Dataset excerpts:
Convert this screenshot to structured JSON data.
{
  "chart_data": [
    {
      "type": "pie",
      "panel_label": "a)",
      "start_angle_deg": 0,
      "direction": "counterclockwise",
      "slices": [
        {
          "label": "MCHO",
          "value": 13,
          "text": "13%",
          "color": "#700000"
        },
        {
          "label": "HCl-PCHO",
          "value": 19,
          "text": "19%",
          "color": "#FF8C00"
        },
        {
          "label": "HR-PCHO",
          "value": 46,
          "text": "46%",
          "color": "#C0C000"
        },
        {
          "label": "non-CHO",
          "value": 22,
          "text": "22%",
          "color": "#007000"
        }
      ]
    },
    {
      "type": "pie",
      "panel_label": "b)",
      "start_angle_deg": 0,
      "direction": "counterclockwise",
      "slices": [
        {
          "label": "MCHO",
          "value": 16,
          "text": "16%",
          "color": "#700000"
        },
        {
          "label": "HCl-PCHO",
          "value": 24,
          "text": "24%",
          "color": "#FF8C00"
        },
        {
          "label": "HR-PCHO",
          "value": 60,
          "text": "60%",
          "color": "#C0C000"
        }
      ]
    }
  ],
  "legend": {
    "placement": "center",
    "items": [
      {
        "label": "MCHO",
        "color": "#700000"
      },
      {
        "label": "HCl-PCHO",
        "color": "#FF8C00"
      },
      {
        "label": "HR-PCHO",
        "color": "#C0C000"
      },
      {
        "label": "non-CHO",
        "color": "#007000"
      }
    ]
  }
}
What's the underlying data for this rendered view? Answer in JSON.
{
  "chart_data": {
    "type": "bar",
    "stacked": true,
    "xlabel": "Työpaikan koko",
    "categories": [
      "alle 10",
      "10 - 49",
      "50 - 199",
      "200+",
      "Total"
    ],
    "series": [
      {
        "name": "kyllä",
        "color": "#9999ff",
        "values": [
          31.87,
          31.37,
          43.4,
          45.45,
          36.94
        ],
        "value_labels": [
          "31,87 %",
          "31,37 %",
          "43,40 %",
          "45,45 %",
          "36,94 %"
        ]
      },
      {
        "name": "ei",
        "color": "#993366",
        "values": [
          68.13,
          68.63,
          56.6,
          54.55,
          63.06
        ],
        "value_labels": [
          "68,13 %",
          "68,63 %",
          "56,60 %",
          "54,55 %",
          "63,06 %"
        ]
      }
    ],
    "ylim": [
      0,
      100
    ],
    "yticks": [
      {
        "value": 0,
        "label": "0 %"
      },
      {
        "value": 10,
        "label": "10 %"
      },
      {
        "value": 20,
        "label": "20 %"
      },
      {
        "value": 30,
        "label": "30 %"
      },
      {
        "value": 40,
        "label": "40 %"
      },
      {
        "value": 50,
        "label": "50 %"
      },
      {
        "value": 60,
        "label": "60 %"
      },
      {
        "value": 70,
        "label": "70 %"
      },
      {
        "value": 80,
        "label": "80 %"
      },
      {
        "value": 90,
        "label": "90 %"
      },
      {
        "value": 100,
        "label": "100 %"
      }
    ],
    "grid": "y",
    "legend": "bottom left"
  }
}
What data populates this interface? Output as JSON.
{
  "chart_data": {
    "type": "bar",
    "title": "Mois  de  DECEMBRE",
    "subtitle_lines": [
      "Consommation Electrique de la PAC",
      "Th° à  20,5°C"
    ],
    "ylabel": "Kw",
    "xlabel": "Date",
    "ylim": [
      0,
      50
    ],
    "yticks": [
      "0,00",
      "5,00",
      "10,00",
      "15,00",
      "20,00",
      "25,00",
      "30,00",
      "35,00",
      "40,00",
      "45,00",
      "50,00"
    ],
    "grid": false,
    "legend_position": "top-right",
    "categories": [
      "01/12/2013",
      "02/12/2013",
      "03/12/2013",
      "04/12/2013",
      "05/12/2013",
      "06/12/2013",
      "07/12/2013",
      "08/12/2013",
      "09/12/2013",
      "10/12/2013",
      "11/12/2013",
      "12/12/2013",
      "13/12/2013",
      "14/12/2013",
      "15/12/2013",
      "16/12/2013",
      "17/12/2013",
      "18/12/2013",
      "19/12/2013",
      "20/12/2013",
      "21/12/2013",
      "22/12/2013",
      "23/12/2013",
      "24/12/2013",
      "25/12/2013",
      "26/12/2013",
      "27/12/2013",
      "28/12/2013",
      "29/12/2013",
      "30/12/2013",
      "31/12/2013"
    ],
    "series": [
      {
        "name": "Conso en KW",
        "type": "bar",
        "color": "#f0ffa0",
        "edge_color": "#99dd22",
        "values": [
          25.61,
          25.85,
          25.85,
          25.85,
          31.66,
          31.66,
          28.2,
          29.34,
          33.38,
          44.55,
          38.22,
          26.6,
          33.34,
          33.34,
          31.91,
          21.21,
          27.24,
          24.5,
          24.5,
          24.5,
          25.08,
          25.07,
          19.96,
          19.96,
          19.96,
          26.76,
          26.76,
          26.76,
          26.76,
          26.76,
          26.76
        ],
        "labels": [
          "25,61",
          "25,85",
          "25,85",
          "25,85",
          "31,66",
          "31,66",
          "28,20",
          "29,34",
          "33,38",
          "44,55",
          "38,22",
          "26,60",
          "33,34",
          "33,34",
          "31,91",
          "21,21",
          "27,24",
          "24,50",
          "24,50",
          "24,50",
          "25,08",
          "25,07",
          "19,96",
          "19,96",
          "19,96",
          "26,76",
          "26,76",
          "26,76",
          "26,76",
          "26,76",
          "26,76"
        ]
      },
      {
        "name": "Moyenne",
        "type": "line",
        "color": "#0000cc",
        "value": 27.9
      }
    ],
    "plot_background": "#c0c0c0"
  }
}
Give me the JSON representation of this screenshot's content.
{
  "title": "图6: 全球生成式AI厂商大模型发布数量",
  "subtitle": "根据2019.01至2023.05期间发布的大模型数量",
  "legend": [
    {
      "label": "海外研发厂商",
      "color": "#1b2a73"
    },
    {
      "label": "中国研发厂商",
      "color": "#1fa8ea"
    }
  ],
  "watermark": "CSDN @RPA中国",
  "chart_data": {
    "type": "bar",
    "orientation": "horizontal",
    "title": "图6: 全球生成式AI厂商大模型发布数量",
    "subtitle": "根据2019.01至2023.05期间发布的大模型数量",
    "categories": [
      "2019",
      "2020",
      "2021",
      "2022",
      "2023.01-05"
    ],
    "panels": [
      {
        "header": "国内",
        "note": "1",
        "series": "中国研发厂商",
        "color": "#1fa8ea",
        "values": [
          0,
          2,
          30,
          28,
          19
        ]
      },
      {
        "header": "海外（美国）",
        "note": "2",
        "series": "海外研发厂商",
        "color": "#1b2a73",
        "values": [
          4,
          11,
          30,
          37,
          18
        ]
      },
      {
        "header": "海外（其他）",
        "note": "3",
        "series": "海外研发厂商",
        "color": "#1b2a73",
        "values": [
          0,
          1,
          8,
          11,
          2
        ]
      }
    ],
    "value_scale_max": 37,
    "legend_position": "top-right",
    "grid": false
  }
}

Short problem: Type out the material again exactly as presented.

Exercise solution:
Convert this screenshot to structured JSON data.
{
  "chart_data": [
    {
      "type": "pie",
      "panel_label": "a)",
      "start_angle_deg": 0,
      "direction": "counterclockwise",
      "slices": [
        {
          "label": "MCHO",
          "value": 13,
          "text": "13%",
          "color": "#700000"
        },
        {
          "label": "HCl-PCHO",
          "value": 19,
          "text": "19%",
          "color": "#FF8C00"
        },
        {
          "label": "HR-PCHO",
          "value": 46,
          "text": "46%",
          "color": "#C0C000"
        },
        {
          "label": "non-CHO",
          "value": 22,
          "text": "22%",
          "color": "#007000"
        }
      ]
    },
    {
      "type": "pie",
      "panel_label": "b)",
      "start_angle_deg": 0,
      "direction": "counterclockwise",
      "slices": [
        {
          "label": "MCHO",
          "value": 16,
          "text": "16%",
          "color": "#700000"
        },
        {
          "label": "HCl-PCHO",
          "value": 24,
          "text": "24%",
          "color": "#FF8C00"
        },
        {
          "label": "HR-PCHO",
          "value": 60,
          "text": "60%",
          "color": "#C0C000"
        }
      ]
    }
  ],
  "legend": {
    "placement": "center",
    "items": [
      {
        "label": "MCHO",
        "color": "#700000"
      },
      {
        "label": "HCl-PCHO",
        "color": "#FF8C00"
      },
      {
        "label": "HR-PCHO",
        "color": "#C0C000"
      },
      {
        "label": "non-CHO",
        "color": "#007000"
      }
    ]
  }
}
What's the underlying data for this rendered view? Answer in JSON.
{
  "chart_data": {
    "type": "bar",
    "stacked": true,
    "xlabel": "Työpaikan koko",
    "categories": [
      "alle 10",
      "10 - 49",
      "50 - 199",
      "200+",
      "Total"
    ],
    "series": [
      {
        "name": "kyllä",
        "color": "#9999ff",
        "values": [
          31.87,
          31.37,
          43.4,
          45.45,
          36.94
        ],
        "value_labels": [
          "31,87 %",
          "31,37 %",
          "43,40 %",
          "45,45 %",
          "36,94 %"
        ]
      },
      {
        "name": "ei",
        "color": "#993366",
        "values": [
          68.13,
          68.63,
          56.6,
          54.55,
          63.06
        ],
        "value_labels": [
          "68,13 %",
          "68,63 %",
          "56,60 %",
          "54,55 %",
          "63,06 %"
        ]
      }
    ],
    "ylim": [
      0,
      100
    ],
    "yticks": [
      {
        "value": 0,
        "label": "0 %"
      },
      {
        "value": 10,
        "label": "10 %"
      },
      {
        "value": 20,
        "label": "20 %"
      },
      {
        "value": 30,
        "label": "30 %"
      },
      {
        "value": 40,
        "label": "40 %"
      },
      {
        "value": 50,
        "label": "50 %"
      },
      {
        "value": 60,
        "label": "60 %"
      },
      {
        "value": 70,
        "label": "70 %"
      },
      {
        "value": 80,
        "label": "80 %"
      },
      {
        "value": 90,
        "label": "90 %"
      },
      {
        "value": 100,
        "label": "100 %"
      }
    ],
    "grid": "y",
    "legend": "bottom left"
  }
}
What data populates this interface? Output as JSON.
{
  "chart_data": {
    "type": "bar",
    "title": "Mois  de  DECEMBRE",
    "subtitle_lines": [
      "Consommation Electrique de la PAC",
      "Th° à  20,5°C"
    ],
    "ylabel": "Kw",
    "xlabel": "Date",
    "ylim": [
      0,
      50
    ],
    "yticks": [
      "0,00",
      "5,00",
      "10,00",
      "15,00",
      "20,00",
      "25,00",
      "30,00",
      "35,00",
      "40,00",
      "45,00",
      "50,00"
    ],
    "grid": false,
    "legend_position": "top-right",
    "categories": [
      "01/12/2013",
      "02/12/2013",
      "03/12/2013",
      "04/12/2013",
      "05/12/2013",
      "06/12/2013",
      "07/12/2013",
      "08/12/2013",
      "09/12/2013",
      "10/12/2013",
      "11/12/2013",
      "12/12/2013",
      "13/12/2013",
      "14/12/2013",
      "15/12/2013",
      "16/12/2013",
      "17/12/2013",
      "18/12/2013",
      "19/12/2013",
      "20/12/2013",
      "21/12/2013",
      "22/12/2013",
      "23/12/2013",
      "24/12/2013",
      "25/12/2013",
      "26/12/2013",
      "27/12/2013",
      "28/12/2013",
      "29/12/2013",
      "30/12/2013",
      "31/12/2013"
    ],
    "series": [
      {
        "name": "Conso en KW",
        "type": "bar",
        "color": "#f0ffa0",
        "edge_color": "#99dd22",
        "values": [
          25.61,
          25.85,
          25.85,
          25.85,
          31.66,
          31.66,
          28.2,
          29.34,
          33.38,
          44.55,
          38.22,
          26.6,
          33.34,
          33.34,
          31.91,
          21.21,
          27.24,
          24.5,
          24.5,
          24.5,
          25.08,
          25.07,
          19.96,
          19.96,
          19.96,
          26.76,
          26.76,
          26.76,
          26.76,
          26.76,
          26.76
        ],
        "labels": [
          "25,61",
          "25,85",
          "25,85",
          "25,85",
          "31,66",
          "31,66",
          "28,20",
          "29,34",
          "33,38",
          "44,55",
          "38,22",
          "26,60",
          "33,34",
          "33,34",
          "31,91",
          "21,21",
          "27,24",
          "24,50",
          "24,50",
          "24,50",
          "25,08",
          "25,07",
          "19,96",
          "19,96",
          "19,96",
          "26,76",
          "26,76",
          "26,76",
          "26,76",
          "26,76",
          "26,76"
        ]
      },
      {
        "name": "Moyenne",
        "type": "line",
        "color": "#0000cc",
        "value": 27.9
      }
    ],
    "plot_background": "#c0c0c0"
  }
}
Give me the JSON representation of this screenshot's content.
{
  "title": "图6: 全球生成式AI厂商大模型发布数量",
  "subtitle": "根据2019.01至2023.05期间发布的大模型数量",
  "legend": [
    {
      "label": "海外研发厂商",
      "color": "#1b2a73"
    },
    {
      "label": "中国研发厂商",
      "color": "#1fa8ea"
    }
  ],
  "watermark": "CSDN @RPA中国",
  "chart_data": {
    "type": "bar",
    "orientation": "horizontal",
    "title": "图6: 全球生成式AI厂商大模型发布数量",
    "subtitle": "根据2019.01至2023.05期间发布的大模型数量",
    "categories": [
      "2019",
      "2020",
      "2021",
      "2022",
      "2023.01-05"
    ],
    "panels": [
      {
        "header": "国内",
        "note": "1",
        "series": "中国研发厂商",
        "color": "#1fa8ea",
        "values": [
          0,
          2,
          30,
          28,
          19
        ]
      },
      {
        "header": "海外（美国）",
        "note": "2",
        "series": "海外研发厂商",
        "color": "#1b2a73",
        "values": [
          4,
          11,
          30,
          37,
          18
        ]
      },
      {
        "header": "海外（其他）",
        "note": "3",
        "series": "海外研发厂商",
        "color": "#1b2a73",
        "values": [
          0,
          1,
          8,
          11,
          2
        ]
      }
    ],
    "value_scale_max": 37,
    "legend_position": "top-right",
    "grid": false
  }
}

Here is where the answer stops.